## Task objective
Extract, from the listing that follows, each line containing the word "marker".
_ _ _ _
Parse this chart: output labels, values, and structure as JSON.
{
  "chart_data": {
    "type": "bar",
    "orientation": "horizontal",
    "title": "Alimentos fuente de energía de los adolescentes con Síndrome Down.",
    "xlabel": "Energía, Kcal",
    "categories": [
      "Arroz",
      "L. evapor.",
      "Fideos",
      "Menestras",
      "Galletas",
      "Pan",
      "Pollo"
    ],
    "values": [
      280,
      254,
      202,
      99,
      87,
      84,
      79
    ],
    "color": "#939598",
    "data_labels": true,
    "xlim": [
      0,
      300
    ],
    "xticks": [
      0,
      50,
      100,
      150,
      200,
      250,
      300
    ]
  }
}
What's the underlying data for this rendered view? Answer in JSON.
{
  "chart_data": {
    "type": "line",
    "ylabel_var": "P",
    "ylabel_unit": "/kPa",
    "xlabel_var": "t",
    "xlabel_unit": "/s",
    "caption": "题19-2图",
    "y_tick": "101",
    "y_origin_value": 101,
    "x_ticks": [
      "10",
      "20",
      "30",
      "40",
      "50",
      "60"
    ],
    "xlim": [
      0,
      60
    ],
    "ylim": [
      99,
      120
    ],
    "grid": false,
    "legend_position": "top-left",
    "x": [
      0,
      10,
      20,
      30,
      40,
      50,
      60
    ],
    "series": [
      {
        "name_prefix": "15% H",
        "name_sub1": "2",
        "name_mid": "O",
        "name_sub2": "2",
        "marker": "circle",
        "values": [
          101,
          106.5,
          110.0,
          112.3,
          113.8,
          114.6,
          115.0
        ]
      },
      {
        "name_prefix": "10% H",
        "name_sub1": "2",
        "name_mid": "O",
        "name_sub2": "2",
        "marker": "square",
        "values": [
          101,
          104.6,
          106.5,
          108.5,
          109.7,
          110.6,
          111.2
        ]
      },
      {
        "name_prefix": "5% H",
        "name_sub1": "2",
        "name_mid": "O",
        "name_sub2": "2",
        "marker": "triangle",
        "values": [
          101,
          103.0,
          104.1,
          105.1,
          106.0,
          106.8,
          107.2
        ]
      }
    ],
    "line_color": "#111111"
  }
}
_ _ _ _
## Solution to this task
        "marker": "circle",
        "marker": "square",
        "marker": "triangle",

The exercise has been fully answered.